Saved entries:
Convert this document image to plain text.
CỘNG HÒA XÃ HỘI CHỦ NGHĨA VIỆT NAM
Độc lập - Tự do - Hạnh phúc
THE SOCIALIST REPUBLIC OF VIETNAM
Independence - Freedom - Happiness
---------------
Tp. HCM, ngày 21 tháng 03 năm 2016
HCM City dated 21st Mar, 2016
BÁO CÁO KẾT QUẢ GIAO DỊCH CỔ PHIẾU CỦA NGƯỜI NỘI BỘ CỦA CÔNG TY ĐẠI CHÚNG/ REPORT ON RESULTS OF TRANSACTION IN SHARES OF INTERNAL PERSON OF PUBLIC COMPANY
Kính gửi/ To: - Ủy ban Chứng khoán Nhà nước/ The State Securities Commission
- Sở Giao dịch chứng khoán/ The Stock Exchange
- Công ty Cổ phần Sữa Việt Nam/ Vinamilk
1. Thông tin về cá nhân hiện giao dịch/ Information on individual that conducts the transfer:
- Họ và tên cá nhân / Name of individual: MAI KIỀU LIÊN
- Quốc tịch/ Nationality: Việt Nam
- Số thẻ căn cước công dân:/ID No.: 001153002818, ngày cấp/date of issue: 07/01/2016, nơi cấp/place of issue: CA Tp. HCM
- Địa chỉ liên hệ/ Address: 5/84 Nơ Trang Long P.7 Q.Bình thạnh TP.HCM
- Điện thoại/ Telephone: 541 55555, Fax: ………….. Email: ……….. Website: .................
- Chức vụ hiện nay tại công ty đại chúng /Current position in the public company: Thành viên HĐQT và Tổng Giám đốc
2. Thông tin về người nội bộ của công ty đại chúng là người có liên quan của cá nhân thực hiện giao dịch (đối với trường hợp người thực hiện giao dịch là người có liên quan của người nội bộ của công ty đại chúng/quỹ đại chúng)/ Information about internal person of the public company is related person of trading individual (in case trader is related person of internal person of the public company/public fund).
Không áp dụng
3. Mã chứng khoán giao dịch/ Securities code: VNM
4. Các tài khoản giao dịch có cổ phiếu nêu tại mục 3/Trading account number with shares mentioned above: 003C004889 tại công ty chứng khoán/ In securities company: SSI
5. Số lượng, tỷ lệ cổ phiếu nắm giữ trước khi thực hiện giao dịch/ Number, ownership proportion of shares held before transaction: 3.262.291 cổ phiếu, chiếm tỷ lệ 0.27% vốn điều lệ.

→ The exercise
Emit the full listing verbatim.

→ Response to the exercise
Convert this document image to plain text.
CỘNG HÒA XÃ HỘI CHỦ NGHĨA VIỆT NAM
Độc lập - Tự do - Hạnh phúc
THE SOCIALIST REPUBLIC OF VIETNAM
Independence - Freedom - Happiness
---------------
Tp. HCM, ngày 21 tháng 03 năm 2016
HCM City dated 21st Mar, 2016
BÁO CÁO KẾT QUẢ GIAO DỊCH CỔ PHIẾU CỦA NGƯỜI NỘI BỘ CỦA CÔNG TY ĐẠI CHÚNG/ REPORT ON RESULTS OF TRANSACTION IN SHARES OF INTERNAL PERSON OF PUBLIC COMPANY
Kính gửi/ To: - Ủy ban Chứng khoán Nhà nước/ The State Securities Commission
- Sở Giao dịch chứng khoán/ The Stock Exchange
- Công ty Cổ phần Sữa Việt Nam/ Vinamilk
1. Thông tin về cá nhân hiện giao dịch/ Information on individual that conducts the transfer:
- Họ và tên cá nhân / Name of individual: MAI KIỀU LIÊN
- Quốc tịch/ Nationality: Việt Nam
- Số thẻ căn cước công dân:/ID No.: 001153002818, ngày cấp/date of issue: 07/01/2016, nơi cấp/place of issue: CA Tp. HCM
- Địa chỉ liên hệ/ Address: 5/84 Nơ Trang Long P.7 Q.Bình thạnh TP.HCM
- Điện thoại/ Telephone: 541 55555, Fax: ………….. Email: ……….. Website: .................
- Chức vụ hiện nay tại công ty đại chúng /Current position in the public company: Thành viên HĐQT và Tổng Giám đốc
2. Thông tin về người nội bộ của công ty đại chúng là người có liên quan của cá nhân thực hiện giao dịch (đối với trường hợp người thực hiện giao dịch là người có liên quan của người nội bộ của công ty đại chúng/quỹ đại chúng)/ Information about internal person of the public company is related person of trading individual (in case trader is related person of internal person of the public company/public fund).
Không áp dụng
3. Mã chứng khoán giao dịch/ Securities code: VNM
4. Các tài khoản giao dịch có cổ phiếu nêu tại mục 3/Trading account number with shares mentioned above: 003C004889 tại công ty chứng khoán/ In securities company: SSI
5. Số lượng, tỷ lệ cổ phiếu nắm giữ trước khi thực hiện giao dịch/ Number, ownership proportion of shares held before transaction: 3.262.291 cổ phiếu, chiếm tỷ lệ 0.27% vốn điều lệ.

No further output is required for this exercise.